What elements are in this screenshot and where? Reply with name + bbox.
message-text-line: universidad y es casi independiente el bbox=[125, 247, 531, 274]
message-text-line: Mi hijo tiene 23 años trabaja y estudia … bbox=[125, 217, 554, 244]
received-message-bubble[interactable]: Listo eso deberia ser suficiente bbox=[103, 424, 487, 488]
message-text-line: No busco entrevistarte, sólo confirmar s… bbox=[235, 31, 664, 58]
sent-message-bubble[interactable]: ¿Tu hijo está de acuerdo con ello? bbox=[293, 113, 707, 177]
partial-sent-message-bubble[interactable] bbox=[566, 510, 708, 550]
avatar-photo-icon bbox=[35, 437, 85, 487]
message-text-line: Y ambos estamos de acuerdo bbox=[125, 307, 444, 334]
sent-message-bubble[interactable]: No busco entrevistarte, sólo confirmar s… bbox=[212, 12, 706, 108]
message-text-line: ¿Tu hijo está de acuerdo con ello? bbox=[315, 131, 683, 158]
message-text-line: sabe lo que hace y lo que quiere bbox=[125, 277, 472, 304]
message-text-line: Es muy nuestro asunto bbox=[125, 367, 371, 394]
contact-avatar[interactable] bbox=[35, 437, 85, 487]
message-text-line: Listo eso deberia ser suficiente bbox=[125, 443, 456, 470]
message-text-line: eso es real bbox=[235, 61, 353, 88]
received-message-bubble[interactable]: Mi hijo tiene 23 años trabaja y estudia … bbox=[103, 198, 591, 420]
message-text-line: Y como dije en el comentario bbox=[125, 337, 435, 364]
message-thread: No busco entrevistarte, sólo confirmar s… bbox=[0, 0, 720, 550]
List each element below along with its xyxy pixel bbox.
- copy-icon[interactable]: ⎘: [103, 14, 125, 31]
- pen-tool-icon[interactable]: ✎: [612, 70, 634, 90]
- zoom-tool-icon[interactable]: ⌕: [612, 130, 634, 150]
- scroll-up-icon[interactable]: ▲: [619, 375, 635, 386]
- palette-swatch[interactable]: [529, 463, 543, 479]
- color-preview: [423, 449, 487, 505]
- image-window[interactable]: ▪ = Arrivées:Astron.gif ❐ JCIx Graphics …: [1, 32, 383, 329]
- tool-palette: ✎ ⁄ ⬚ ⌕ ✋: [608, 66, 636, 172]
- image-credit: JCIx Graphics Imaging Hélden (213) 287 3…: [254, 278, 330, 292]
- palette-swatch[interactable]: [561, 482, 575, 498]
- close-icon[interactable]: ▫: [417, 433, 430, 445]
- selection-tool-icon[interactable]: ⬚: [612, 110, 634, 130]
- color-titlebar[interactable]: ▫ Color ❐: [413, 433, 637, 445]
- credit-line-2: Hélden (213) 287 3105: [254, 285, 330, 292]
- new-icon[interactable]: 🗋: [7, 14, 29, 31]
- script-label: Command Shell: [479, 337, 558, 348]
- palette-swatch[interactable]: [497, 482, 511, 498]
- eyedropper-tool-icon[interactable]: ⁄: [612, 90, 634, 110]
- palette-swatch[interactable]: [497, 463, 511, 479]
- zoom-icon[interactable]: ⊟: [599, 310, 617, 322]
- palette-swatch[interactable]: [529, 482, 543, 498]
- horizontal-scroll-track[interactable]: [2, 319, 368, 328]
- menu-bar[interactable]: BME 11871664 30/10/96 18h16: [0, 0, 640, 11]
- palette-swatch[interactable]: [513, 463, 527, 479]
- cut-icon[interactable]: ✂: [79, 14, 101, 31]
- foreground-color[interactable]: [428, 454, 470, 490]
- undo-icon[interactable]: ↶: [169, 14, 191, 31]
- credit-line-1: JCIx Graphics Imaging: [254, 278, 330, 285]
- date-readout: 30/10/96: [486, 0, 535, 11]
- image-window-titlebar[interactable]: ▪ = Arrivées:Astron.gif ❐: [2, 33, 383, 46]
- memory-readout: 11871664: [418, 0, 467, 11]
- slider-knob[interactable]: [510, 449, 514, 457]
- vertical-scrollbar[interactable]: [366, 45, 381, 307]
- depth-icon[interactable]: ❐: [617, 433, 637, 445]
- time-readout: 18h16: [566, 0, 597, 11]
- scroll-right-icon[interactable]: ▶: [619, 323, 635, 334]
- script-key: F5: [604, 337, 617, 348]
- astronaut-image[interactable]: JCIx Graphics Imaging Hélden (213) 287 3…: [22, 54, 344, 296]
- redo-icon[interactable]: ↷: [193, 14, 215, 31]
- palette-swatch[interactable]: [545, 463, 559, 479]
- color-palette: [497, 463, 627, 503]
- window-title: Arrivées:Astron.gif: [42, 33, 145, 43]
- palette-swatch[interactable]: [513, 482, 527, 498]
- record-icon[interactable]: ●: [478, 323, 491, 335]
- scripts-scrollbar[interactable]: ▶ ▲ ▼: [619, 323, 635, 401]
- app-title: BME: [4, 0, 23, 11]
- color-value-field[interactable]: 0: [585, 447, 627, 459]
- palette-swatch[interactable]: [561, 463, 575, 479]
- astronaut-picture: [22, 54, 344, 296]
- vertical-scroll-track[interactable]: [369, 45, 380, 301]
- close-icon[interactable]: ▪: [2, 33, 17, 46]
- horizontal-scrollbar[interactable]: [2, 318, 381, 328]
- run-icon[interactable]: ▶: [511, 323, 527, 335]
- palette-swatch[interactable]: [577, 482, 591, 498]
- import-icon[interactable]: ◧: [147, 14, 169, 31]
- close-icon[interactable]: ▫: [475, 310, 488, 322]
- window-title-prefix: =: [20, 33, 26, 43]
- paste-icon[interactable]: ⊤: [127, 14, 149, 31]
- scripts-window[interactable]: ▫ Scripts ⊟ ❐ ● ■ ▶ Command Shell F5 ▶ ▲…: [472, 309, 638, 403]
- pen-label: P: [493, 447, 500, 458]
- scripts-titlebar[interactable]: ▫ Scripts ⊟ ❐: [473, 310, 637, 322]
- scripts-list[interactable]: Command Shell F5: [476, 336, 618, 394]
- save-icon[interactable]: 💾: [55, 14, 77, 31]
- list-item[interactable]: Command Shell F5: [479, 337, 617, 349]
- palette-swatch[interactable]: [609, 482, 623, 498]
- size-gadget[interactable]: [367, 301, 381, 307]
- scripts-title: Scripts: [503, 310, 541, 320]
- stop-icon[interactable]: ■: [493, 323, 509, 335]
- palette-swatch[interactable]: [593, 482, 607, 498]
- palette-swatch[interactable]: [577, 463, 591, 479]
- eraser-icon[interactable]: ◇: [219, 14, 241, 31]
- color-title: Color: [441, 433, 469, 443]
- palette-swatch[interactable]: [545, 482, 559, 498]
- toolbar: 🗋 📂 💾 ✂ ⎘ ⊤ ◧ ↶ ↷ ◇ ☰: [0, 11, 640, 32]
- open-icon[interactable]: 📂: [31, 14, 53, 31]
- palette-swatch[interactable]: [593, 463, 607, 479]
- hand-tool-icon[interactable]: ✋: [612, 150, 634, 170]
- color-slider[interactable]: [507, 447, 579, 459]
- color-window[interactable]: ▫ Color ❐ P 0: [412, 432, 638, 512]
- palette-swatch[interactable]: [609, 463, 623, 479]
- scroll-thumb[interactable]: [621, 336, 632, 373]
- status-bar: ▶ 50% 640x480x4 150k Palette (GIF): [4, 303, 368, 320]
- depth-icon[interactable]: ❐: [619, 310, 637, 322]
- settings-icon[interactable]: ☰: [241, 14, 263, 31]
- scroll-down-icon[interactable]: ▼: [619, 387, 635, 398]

※

**WRITTEN INSTRUCTION:** Copy out every line of the listing above, unchanged and in the same order.

**ANSWER TO THE PROBLEM:**
What elements are in this screenshot and where? Reply with name + bbox.
message-text-line: universidad y es casi independiente el bbox=[125, 247, 531, 274]
message-text-line: Mi hijo tiene 23 años trabaja y estudia … bbox=[125, 217, 554, 244]
received-message-bubble[interactable]: Listo eso deberia ser suficiente bbox=[103, 424, 487, 488]
message-text-line: No busco entrevistarte, sólo confirmar s… bbox=[235, 31, 664, 58]
sent-message-bubble[interactable]: ¿Tu hijo está de acuerdo con ello? bbox=[293, 113, 707, 177]
partial-sent-message-bubble[interactable] bbox=[566, 510, 708, 550]
avatar-photo-icon bbox=[35, 437, 85, 487]
message-text-line: Y ambos estamos de acuerdo bbox=[125, 307, 444, 334]
sent-message-bubble[interactable]: No busco entrevistarte, sólo confirmar s… bbox=[212, 12, 706, 108]
message-text-line: ¿Tu hijo está de acuerdo con ello? bbox=[315, 131, 683, 158]
message-text-line: sabe lo que hace y lo que quiere bbox=[125, 277, 472, 304]
message-text-line: Es muy nuestro asunto bbox=[125, 367, 371, 394]
contact-avatar[interactable] bbox=[35, 437, 85, 487]
message-text-line: Listo eso deberia ser suficiente bbox=[125, 443, 456, 470]
message-text-line: eso es real bbox=[235, 61, 353, 88]
received-message-bubble[interactable]: Mi hijo tiene 23 años trabaja y estudia … bbox=[103, 198, 591, 420]
message-text-line: Y como dije en el comentario bbox=[125, 337, 435, 364]
message-thread: No busco entrevistarte, sólo confirmar s… bbox=[0, 0, 720, 550]
List each element below along with its xyxy pixel bbox.
- copy-icon[interactable]: ⎘: [103, 14, 125, 31]
- pen-tool-icon[interactable]: ✎: [612, 70, 634, 90]
- zoom-tool-icon[interactable]: ⌕: [612, 130, 634, 150]
- scroll-up-icon[interactable]: ▲: [619, 375, 635, 386]
- palette-swatch[interactable]: [529, 463, 543, 479]
- color-preview: [423, 449, 487, 505]
- image-window[interactable]: ▪ = Arrivées:Astron.gif ❐ JCIx Graphics …: [1, 32, 383, 329]
- tool-palette: ✎ ⁄ ⬚ ⌕ ✋: [608, 66, 636, 172]
- image-credit: JCIx Graphics Imaging Hélden (213) 287 3…: [254, 278, 330, 292]
- palette-swatch[interactable]: [561, 482, 575, 498]
- close-icon[interactable]: ▫: [417, 433, 430, 445]
- selection-tool-icon[interactable]: ⬚: [612, 110, 634, 130]
- color-titlebar[interactable]: ▫ Color ❐: [413, 433, 637, 445]
- credit-line-2: Hélden (213) 287 3105: [254, 285, 330, 292]
- new-icon[interactable]: 🗋: [7, 14, 29, 31]
- script-label: Command Shell: [479, 337, 558, 348]
- palette-swatch[interactable]: [497, 482, 511, 498]
- eyedropper-tool-icon[interactable]: ⁄: [612, 90, 634, 110]
- palette-swatch[interactable]: [497, 463, 511, 479]
- zoom-icon[interactable]: ⊟: [599, 310, 617, 322]
- palette-swatch[interactable]: [529, 482, 543, 498]
- horizontal-scroll-track[interactable]: [2, 319, 368, 328]
- menu-bar[interactable]: BME 11871664 30/10/96 18h16: [0, 0, 640, 11]
- palette-swatch[interactable]: [513, 463, 527, 479]
- cut-icon[interactable]: ✂: [79, 14, 101, 31]
- foreground-color[interactable]: [428, 454, 470, 490]
- undo-icon[interactable]: ↶: [169, 14, 191, 31]
- credit-line-1: JCIx Graphics Imaging: [254, 278, 330, 285]
- date-readout: 30/10/96: [486, 0, 535, 11]
- image-window-titlebar[interactable]: ▪ = Arrivées:Astron.gif ❐: [2, 33, 383, 46]
- memory-readout: 11871664: [418, 0, 467, 11]
- slider-knob[interactable]: [510, 449, 514, 457]
- vertical-scrollbar[interactable]: [366, 45, 381, 307]
- depth-icon[interactable]: ❐: [617, 433, 637, 445]
- time-readout: 18h16: [566, 0, 597, 11]
- scroll-right-icon[interactable]: ▶: [619, 323, 635, 334]
- script-key: F5: [604, 337, 617, 348]
- astronaut-image[interactable]: JCIx Graphics Imaging Hélden (213) 287 3…: [22, 54, 344, 296]
- redo-icon[interactable]: ↷: [193, 14, 215, 31]
- palette-swatch[interactable]: [545, 463, 559, 479]
- color-palette: [497, 463, 627, 503]
- window-title: Arrivées:Astron.gif: [42, 33, 145, 43]
- palette-swatch[interactable]: [513, 482, 527, 498]
- record-icon[interactable]: ●: [478, 323, 491, 335]
- scripts-scrollbar[interactable]: ▶ ▲ ▼: [619, 323, 635, 401]
- app-title: BME: [4, 0, 23, 11]
- color-value-field[interactable]: 0: [585, 447, 627, 459]
- palette-swatch[interactable]: [561, 463, 575, 479]
- astronaut-picture: [22, 54, 344, 296]
- vertical-scroll-track[interactable]: [369, 45, 380, 301]
- close-icon[interactable]: ▪: [2, 33, 17, 46]
- horizontal-scrollbar[interactable]: [2, 318, 381, 328]
- run-icon[interactable]: ▶: [511, 323, 527, 335]
- palette-swatch[interactable]: [577, 482, 591, 498]
- import-icon[interactable]: ◧: [147, 14, 169, 31]
- close-icon[interactable]: ▫: [475, 310, 488, 322]
- window-title-prefix: =: [20, 33, 26, 43]
- paste-icon[interactable]: ⊤: [127, 14, 149, 31]
- scripts-window[interactable]: ▫ Scripts ⊟ ❐ ● ■ ▶ Command Shell F5 ▶ ▲…: [472, 309, 638, 403]
- pen-label: P: [493, 447, 500, 458]
- scripts-titlebar[interactable]: ▫ Scripts ⊟ ❐: [473, 310, 637, 322]
- scripts-list[interactable]: Command Shell F5: [476, 336, 618, 394]
- save-icon[interactable]: 💾: [55, 14, 77, 31]
- list-item[interactable]: Command Shell F5: [479, 337, 617, 349]
- palette-swatch[interactable]: [609, 482, 623, 498]
- size-gadget[interactable]: [367, 301, 381, 307]
- scripts-title: Scripts: [503, 310, 541, 320]
- stop-icon[interactable]: ■: [493, 323, 509, 335]
- palette-swatch[interactable]: [593, 482, 607, 498]
- palette-swatch[interactable]: [577, 463, 591, 479]
- eraser-icon[interactable]: ◇: [219, 14, 241, 31]
- color-title: Color: [441, 433, 469, 443]
- palette-swatch[interactable]: [545, 482, 559, 498]
- toolbar: 🗋 📂 💾 ✂ ⎘ ⊤ ◧ ↶ ↷ ◇ ☰: [0, 11, 640, 32]
- open-icon[interactable]: 📂: [31, 14, 53, 31]
- palette-swatch[interactable]: [593, 463, 607, 479]
- hand-tool-icon[interactable]: ✋: [612, 150, 634, 170]
- color-slider[interactable]: [507, 447, 579, 459]
- color-window[interactable]: ▫ Color ❐ P 0: [412, 432, 638, 512]
- palette-swatch[interactable]: [609, 463, 623, 479]
- scroll-thumb[interactable]: [621, 336, 632, 373]
- status-bar: ▶ 50% 640x480x4 150k Palette (GIF): [4, 303, 368, 320]
- depth-icon[interactable]: ❐: [619, 310, 637, 322]
- settings-icon[interactable]: ☰: [241, 14, 263, 31]
- scroll-down-icon[interactable]: ▼: [619, 387, 635, 398]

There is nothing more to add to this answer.